Looking at the listing, state how many of its lines contain the string "caption". Write only the number.

■ Information given
══════════
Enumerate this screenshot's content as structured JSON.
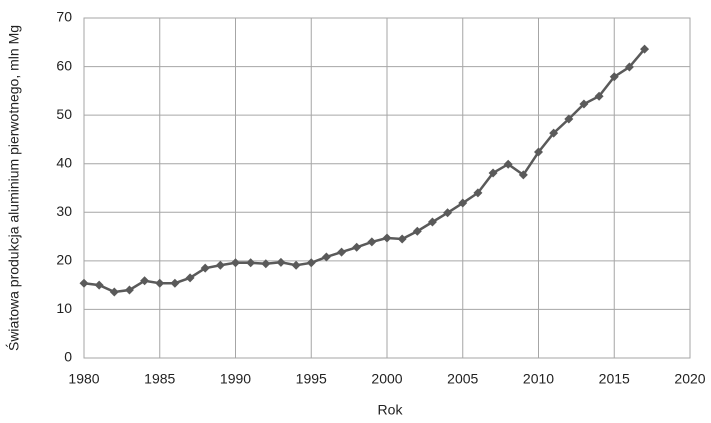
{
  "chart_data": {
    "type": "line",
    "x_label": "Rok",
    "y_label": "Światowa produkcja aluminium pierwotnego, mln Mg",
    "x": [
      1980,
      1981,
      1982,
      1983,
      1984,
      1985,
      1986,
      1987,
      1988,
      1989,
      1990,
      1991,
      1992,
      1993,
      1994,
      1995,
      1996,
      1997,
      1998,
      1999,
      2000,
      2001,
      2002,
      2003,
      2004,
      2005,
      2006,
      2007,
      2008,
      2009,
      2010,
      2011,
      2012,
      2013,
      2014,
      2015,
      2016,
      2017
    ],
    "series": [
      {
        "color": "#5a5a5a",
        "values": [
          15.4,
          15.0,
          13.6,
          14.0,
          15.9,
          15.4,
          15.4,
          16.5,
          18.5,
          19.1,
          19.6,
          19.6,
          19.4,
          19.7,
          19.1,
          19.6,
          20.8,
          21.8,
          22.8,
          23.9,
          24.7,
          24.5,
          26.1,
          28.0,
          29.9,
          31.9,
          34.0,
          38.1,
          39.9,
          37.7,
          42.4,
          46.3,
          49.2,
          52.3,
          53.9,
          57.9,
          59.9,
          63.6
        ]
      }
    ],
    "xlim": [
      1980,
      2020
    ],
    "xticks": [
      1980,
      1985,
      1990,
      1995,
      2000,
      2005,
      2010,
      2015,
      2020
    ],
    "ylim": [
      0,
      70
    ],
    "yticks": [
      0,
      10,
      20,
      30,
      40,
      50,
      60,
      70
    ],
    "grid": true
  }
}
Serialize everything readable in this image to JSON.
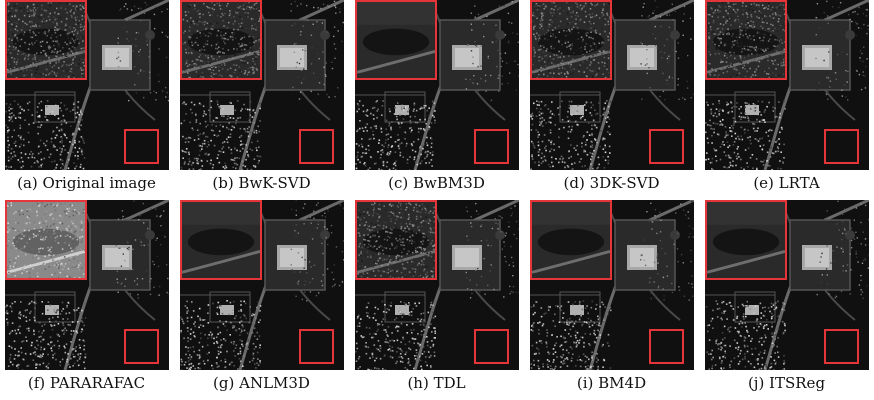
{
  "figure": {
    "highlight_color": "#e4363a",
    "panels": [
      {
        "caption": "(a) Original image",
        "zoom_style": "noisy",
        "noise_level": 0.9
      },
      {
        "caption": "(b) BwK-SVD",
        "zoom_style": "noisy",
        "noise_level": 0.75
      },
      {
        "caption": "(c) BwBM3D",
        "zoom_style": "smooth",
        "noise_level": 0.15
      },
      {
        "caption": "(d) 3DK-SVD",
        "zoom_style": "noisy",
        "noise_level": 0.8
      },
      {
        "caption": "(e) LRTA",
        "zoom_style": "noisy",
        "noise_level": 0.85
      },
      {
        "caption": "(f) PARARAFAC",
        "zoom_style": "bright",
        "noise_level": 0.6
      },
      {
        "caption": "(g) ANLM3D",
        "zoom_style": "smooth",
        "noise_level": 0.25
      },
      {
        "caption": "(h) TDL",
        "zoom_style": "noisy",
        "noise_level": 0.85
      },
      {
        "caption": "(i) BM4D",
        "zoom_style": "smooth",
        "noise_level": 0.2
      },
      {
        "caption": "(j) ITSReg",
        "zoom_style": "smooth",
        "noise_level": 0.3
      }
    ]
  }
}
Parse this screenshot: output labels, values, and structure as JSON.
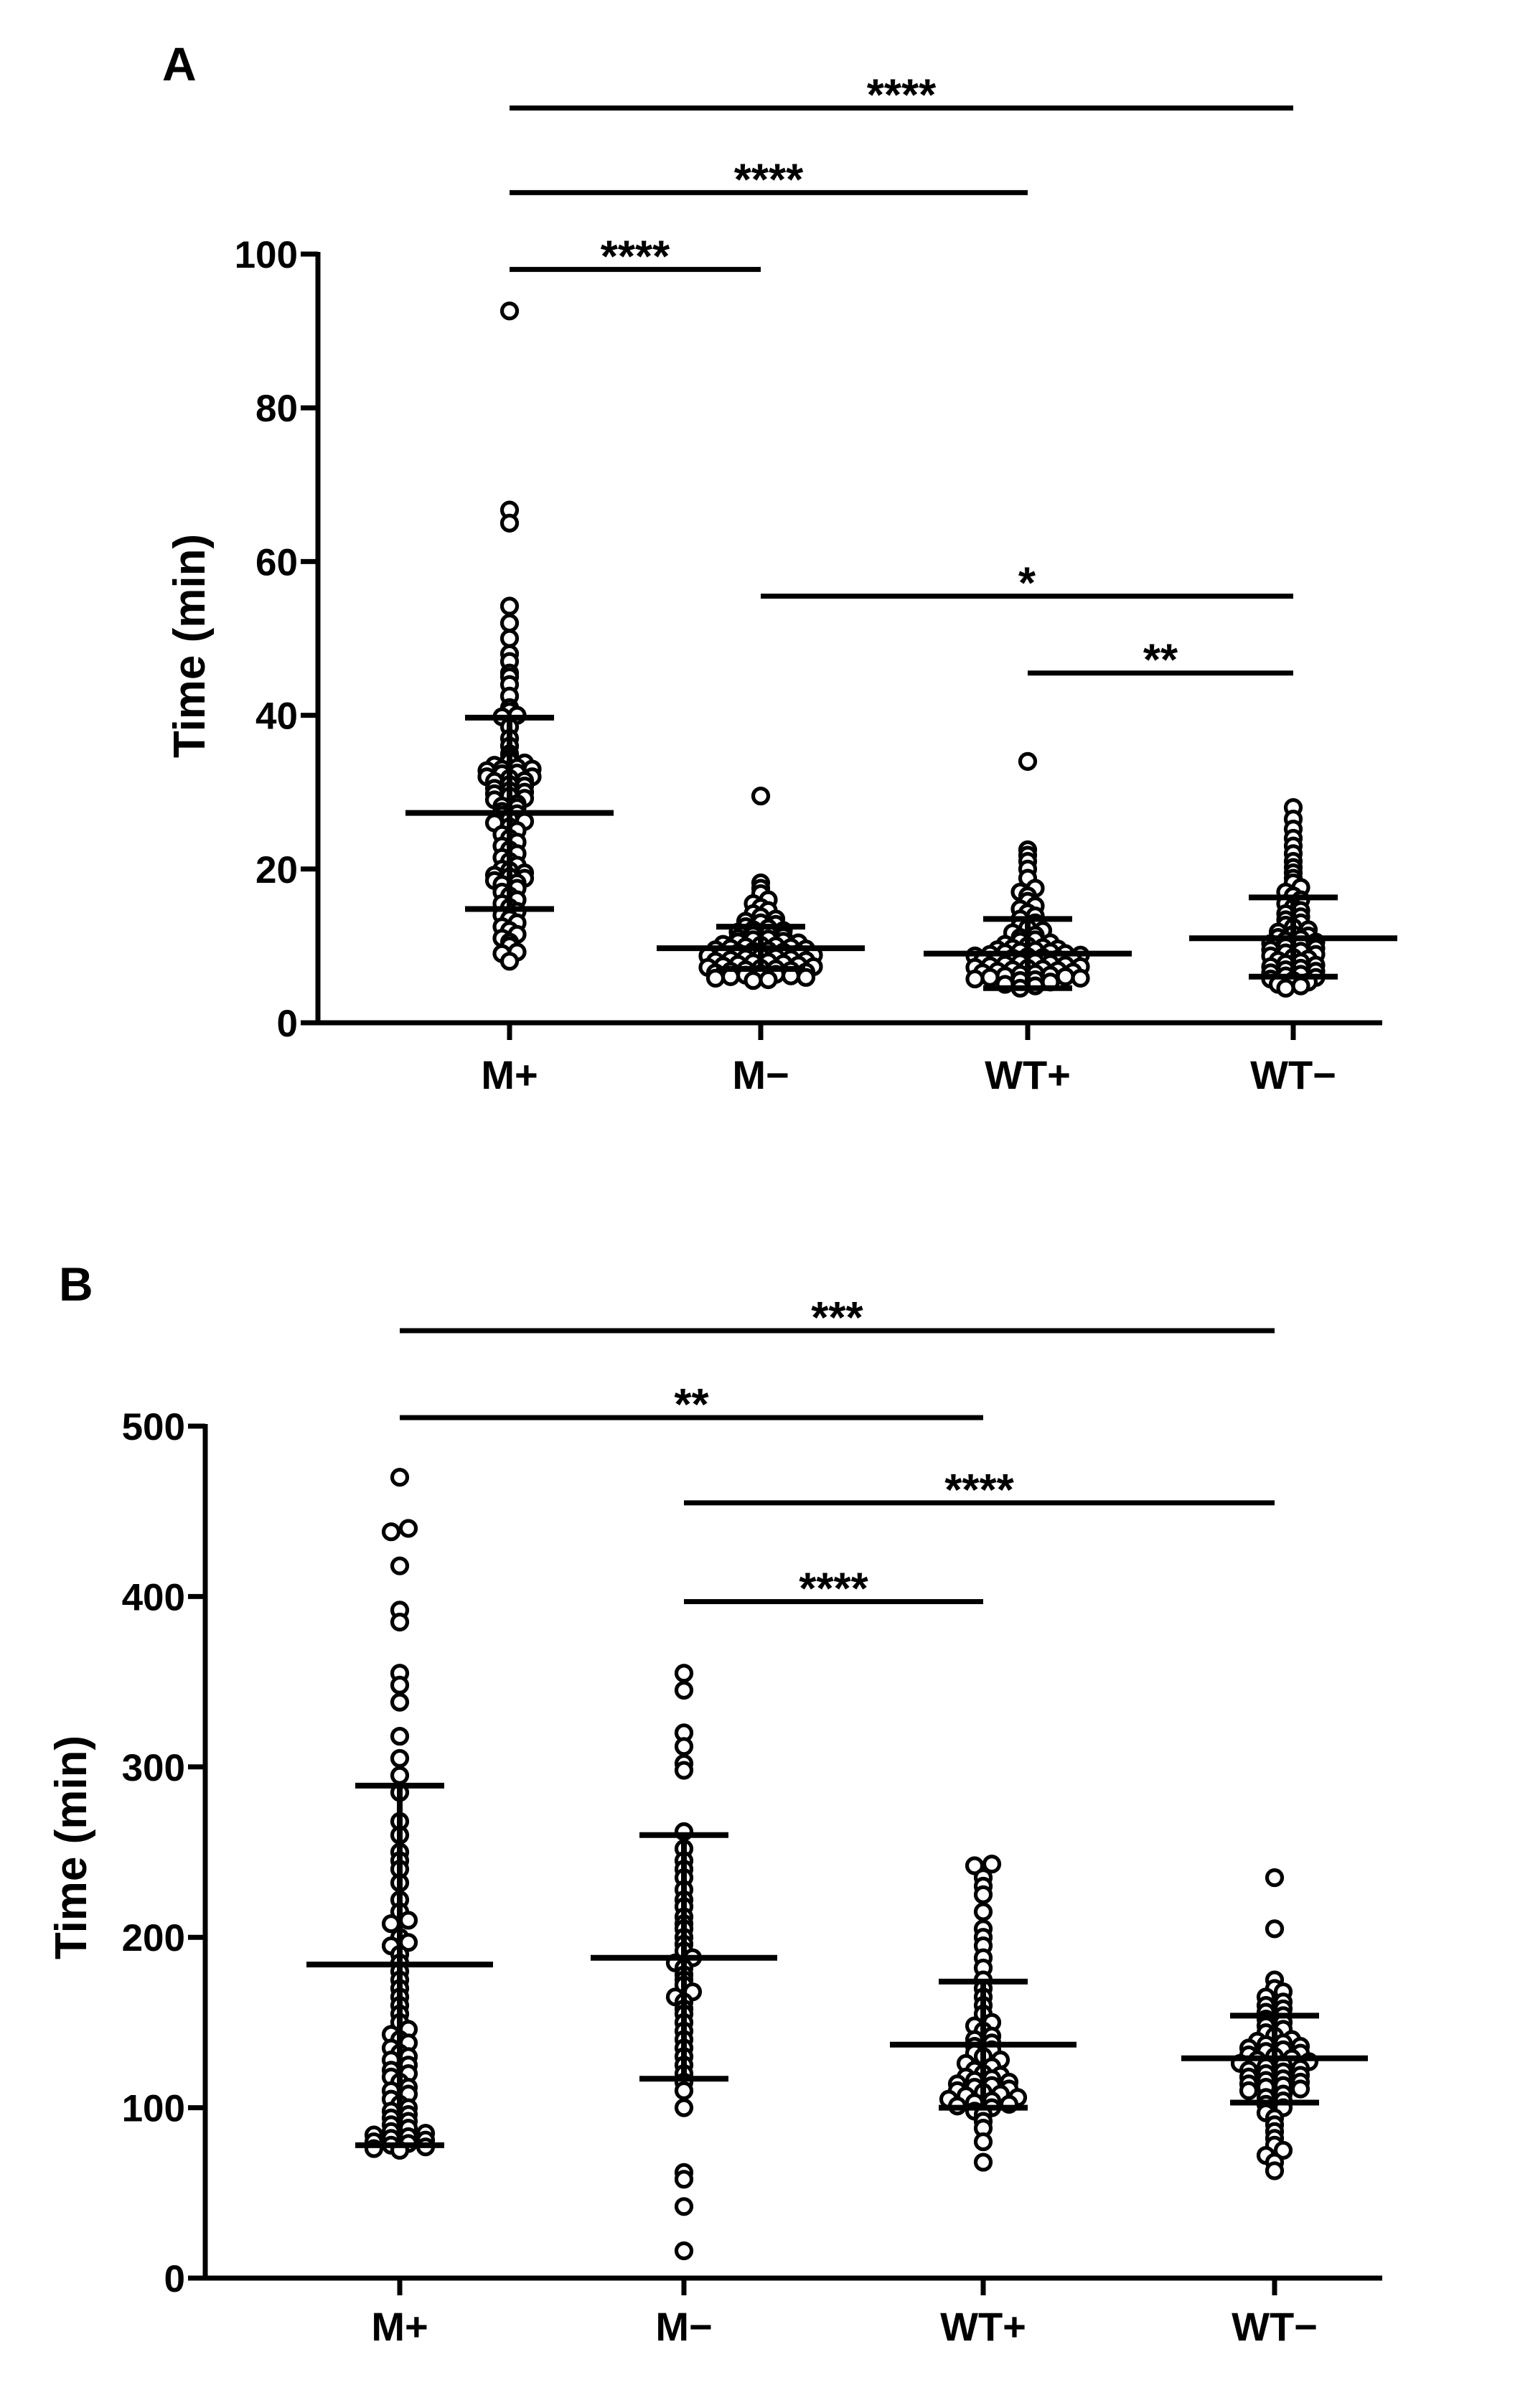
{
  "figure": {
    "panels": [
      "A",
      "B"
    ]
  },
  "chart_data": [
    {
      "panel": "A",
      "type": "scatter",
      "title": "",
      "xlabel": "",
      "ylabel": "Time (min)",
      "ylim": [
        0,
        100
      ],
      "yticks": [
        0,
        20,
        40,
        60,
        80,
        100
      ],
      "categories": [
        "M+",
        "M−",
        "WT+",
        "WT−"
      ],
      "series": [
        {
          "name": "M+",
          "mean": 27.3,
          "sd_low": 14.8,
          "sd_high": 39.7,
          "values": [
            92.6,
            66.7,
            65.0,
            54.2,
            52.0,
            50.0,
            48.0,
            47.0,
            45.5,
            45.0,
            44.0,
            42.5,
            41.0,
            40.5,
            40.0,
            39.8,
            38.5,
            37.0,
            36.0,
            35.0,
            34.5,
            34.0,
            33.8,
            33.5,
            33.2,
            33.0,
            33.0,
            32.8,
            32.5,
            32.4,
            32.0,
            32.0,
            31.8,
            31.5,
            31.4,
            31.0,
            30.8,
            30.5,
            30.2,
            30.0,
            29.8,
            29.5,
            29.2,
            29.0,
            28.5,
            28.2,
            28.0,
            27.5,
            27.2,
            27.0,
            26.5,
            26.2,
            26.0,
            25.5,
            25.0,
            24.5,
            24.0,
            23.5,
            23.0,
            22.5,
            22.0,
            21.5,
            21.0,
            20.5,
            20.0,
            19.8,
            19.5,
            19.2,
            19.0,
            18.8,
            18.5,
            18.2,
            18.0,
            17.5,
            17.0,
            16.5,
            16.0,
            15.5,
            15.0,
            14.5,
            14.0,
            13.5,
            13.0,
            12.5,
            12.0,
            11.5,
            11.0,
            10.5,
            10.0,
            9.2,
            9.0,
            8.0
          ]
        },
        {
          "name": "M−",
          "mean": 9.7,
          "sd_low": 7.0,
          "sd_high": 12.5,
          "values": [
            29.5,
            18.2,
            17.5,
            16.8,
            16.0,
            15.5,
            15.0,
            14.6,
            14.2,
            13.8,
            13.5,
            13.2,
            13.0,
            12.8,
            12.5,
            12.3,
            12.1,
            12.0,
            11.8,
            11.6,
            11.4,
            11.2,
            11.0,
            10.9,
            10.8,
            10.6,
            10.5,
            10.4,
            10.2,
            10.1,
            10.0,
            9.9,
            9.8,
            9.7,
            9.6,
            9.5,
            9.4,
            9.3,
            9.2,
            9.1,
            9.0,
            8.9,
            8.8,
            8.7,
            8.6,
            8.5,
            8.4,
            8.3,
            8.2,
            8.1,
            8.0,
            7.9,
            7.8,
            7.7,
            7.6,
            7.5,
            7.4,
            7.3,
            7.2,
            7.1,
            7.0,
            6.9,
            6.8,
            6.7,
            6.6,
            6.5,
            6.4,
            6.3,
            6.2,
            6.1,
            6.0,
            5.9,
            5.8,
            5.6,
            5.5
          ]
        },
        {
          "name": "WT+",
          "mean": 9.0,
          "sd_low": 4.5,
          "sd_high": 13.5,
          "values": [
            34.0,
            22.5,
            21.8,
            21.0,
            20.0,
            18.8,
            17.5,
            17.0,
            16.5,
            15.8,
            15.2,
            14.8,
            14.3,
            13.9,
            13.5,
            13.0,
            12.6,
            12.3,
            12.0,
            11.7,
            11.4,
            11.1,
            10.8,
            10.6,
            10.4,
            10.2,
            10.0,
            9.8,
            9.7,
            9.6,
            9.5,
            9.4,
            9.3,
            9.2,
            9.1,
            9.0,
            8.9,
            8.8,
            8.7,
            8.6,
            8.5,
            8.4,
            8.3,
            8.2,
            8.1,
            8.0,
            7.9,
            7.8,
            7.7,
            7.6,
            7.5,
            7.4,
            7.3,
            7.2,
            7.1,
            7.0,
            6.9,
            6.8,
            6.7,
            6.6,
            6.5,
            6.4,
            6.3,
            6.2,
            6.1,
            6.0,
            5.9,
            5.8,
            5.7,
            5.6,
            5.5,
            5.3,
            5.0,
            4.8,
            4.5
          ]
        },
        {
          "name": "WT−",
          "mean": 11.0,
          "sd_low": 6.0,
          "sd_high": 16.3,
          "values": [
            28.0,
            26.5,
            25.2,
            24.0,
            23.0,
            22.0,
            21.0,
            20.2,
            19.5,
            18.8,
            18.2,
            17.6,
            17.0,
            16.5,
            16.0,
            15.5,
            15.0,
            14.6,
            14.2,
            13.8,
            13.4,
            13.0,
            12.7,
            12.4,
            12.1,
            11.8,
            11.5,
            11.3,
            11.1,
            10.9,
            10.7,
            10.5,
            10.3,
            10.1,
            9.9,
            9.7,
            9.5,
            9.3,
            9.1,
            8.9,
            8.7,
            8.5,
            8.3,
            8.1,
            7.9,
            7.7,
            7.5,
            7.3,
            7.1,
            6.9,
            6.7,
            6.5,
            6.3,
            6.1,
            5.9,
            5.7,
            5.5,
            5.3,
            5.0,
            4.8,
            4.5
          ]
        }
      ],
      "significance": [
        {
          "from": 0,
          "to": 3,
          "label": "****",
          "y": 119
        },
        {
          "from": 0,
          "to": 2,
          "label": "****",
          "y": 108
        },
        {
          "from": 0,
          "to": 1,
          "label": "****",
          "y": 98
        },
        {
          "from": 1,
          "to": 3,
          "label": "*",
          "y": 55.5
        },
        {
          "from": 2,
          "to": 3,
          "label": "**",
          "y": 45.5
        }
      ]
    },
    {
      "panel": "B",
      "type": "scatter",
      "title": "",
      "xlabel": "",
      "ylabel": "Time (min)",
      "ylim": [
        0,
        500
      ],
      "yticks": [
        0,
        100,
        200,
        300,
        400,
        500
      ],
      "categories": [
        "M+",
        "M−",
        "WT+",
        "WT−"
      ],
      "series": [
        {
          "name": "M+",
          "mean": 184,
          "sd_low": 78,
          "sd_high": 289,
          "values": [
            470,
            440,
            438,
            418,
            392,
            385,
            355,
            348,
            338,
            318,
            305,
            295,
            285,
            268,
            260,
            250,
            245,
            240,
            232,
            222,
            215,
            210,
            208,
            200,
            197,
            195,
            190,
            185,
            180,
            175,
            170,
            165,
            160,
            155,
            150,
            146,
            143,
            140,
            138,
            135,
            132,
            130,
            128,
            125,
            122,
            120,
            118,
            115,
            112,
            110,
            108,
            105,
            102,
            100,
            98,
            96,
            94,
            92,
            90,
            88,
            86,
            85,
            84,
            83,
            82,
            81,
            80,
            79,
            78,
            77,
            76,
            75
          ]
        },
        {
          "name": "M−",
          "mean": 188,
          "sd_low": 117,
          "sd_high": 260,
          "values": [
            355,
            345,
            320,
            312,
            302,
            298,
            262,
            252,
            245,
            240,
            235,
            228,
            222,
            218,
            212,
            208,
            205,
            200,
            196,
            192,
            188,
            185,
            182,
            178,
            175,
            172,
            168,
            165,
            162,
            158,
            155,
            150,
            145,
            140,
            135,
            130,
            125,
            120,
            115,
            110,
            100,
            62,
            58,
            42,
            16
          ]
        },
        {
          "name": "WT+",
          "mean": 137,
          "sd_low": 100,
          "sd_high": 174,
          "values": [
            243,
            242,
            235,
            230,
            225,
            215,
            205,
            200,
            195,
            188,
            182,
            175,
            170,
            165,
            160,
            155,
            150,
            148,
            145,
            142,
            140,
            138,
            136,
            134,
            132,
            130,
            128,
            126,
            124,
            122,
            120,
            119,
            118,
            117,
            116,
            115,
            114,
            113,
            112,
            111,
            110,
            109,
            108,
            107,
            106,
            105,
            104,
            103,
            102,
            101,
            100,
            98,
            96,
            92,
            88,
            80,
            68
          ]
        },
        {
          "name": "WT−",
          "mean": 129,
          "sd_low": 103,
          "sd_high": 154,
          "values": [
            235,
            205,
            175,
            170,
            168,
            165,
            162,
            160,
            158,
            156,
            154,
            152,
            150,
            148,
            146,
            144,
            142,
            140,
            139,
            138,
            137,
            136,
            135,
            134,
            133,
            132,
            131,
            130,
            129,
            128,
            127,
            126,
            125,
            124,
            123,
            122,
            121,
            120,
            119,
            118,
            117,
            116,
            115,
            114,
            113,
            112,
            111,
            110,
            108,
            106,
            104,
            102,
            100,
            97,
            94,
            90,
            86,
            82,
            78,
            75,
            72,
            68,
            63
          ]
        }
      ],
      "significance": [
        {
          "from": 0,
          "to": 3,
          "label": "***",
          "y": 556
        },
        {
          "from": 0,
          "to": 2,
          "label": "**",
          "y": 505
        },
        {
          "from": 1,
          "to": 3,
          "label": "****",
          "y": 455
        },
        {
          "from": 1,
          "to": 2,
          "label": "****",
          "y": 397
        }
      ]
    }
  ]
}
══════════
■ Complete output
10